* TO BE DONE
Count every line that includes the string "fill" in the entries that follow. Nothing besides the number is needed.

* DATA SUPPLIED
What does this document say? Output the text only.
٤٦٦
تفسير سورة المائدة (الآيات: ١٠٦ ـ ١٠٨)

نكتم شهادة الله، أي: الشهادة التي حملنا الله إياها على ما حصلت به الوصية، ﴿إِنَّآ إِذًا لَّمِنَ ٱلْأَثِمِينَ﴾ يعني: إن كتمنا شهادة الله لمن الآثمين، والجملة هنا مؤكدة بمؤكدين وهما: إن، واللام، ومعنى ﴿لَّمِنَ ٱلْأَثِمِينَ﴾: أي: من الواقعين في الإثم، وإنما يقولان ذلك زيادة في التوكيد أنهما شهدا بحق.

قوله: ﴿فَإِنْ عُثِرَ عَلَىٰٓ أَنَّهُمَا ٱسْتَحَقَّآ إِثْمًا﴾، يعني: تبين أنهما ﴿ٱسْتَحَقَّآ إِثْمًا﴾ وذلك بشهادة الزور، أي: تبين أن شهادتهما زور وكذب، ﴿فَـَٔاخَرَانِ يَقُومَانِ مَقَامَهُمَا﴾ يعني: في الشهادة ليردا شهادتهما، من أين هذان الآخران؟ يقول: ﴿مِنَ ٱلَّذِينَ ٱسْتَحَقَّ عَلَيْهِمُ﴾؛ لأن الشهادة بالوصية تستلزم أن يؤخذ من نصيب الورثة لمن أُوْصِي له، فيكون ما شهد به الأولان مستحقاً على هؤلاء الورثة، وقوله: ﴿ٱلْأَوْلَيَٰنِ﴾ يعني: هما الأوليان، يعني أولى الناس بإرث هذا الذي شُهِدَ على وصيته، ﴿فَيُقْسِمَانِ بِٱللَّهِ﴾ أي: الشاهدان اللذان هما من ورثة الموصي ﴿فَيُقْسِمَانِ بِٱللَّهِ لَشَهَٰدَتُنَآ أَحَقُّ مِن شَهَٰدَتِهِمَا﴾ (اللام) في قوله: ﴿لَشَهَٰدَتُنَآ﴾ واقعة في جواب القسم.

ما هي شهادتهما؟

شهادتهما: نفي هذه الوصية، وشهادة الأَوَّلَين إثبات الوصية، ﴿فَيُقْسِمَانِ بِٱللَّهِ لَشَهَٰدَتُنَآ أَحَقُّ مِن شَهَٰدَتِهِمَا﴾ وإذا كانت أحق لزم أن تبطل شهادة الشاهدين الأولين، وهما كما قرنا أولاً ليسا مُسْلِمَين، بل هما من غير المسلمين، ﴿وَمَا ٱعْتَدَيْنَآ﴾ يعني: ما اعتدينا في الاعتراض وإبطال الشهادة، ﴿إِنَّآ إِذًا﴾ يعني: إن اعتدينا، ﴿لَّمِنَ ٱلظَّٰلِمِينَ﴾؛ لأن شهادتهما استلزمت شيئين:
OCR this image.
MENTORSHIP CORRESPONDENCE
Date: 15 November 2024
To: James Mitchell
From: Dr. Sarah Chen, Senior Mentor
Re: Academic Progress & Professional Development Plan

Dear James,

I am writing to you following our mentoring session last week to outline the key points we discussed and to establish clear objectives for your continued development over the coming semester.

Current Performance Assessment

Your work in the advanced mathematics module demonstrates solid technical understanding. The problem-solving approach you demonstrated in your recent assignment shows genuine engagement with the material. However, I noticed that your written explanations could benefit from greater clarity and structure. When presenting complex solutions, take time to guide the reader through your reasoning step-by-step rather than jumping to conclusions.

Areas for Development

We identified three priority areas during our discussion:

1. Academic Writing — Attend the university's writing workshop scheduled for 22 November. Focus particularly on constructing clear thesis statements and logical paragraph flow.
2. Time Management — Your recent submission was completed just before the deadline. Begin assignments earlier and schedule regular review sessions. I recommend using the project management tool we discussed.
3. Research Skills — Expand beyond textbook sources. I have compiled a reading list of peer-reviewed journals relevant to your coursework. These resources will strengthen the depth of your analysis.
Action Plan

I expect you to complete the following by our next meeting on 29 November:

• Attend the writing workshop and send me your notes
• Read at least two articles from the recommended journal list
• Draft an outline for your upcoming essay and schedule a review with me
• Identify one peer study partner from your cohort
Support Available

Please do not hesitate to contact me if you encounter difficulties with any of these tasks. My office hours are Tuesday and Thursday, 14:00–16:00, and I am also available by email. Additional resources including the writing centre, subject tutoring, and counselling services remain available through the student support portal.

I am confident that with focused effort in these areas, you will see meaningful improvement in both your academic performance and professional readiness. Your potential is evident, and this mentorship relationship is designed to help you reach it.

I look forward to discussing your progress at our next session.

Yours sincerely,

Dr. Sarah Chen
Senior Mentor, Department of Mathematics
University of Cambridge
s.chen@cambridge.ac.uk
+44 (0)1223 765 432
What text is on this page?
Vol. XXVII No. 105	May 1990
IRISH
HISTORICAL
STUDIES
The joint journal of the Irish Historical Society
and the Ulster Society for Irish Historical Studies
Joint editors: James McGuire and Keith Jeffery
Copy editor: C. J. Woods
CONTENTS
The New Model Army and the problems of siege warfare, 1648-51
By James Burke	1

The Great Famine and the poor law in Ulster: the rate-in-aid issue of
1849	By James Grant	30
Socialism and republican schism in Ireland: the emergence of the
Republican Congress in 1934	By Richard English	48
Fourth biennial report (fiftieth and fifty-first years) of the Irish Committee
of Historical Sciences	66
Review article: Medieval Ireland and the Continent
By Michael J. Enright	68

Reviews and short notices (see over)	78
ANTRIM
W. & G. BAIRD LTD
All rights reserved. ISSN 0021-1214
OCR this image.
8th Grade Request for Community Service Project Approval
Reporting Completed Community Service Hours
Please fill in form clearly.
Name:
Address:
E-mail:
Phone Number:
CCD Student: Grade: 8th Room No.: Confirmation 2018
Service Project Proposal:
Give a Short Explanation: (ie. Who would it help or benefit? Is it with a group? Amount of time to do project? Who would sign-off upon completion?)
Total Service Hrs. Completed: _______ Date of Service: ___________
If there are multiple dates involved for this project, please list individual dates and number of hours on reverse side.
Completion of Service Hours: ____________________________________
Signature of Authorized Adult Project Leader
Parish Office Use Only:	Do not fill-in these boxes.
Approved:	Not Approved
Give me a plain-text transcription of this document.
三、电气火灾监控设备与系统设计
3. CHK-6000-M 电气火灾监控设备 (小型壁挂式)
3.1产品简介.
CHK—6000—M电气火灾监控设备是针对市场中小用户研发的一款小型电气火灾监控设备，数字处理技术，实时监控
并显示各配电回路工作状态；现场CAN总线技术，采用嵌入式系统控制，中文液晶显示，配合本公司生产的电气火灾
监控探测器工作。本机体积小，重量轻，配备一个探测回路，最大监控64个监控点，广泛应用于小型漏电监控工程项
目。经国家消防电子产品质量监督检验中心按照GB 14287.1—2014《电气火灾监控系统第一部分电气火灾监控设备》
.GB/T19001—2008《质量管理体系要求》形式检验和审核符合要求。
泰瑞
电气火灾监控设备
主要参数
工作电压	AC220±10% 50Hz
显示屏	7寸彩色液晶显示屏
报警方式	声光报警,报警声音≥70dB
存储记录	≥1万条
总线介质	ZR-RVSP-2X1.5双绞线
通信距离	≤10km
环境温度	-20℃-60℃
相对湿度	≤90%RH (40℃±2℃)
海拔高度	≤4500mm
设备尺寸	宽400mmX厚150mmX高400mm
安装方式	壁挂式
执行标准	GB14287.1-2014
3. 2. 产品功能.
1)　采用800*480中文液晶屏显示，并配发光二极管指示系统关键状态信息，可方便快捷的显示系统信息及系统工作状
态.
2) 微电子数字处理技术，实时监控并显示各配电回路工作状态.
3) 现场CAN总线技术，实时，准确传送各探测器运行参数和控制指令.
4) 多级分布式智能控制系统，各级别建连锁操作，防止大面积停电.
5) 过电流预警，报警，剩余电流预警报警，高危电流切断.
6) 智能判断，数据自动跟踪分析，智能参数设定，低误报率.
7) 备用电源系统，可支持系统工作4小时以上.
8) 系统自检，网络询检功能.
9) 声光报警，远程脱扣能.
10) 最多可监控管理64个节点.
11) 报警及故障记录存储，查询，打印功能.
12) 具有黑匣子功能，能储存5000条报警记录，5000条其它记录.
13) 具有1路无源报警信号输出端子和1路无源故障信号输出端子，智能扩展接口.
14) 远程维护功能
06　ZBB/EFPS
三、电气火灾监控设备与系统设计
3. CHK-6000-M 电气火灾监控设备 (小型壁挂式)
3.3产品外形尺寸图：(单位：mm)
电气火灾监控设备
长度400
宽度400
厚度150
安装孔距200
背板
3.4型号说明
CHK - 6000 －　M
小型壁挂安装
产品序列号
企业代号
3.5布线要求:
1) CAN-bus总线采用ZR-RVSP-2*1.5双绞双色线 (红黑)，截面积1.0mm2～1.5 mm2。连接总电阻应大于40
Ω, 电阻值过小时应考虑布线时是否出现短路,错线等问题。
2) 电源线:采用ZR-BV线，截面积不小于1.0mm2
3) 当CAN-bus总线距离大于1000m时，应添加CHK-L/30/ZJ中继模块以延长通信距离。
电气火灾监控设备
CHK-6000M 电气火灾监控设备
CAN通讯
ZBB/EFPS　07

* SOLVED PROBLEM
2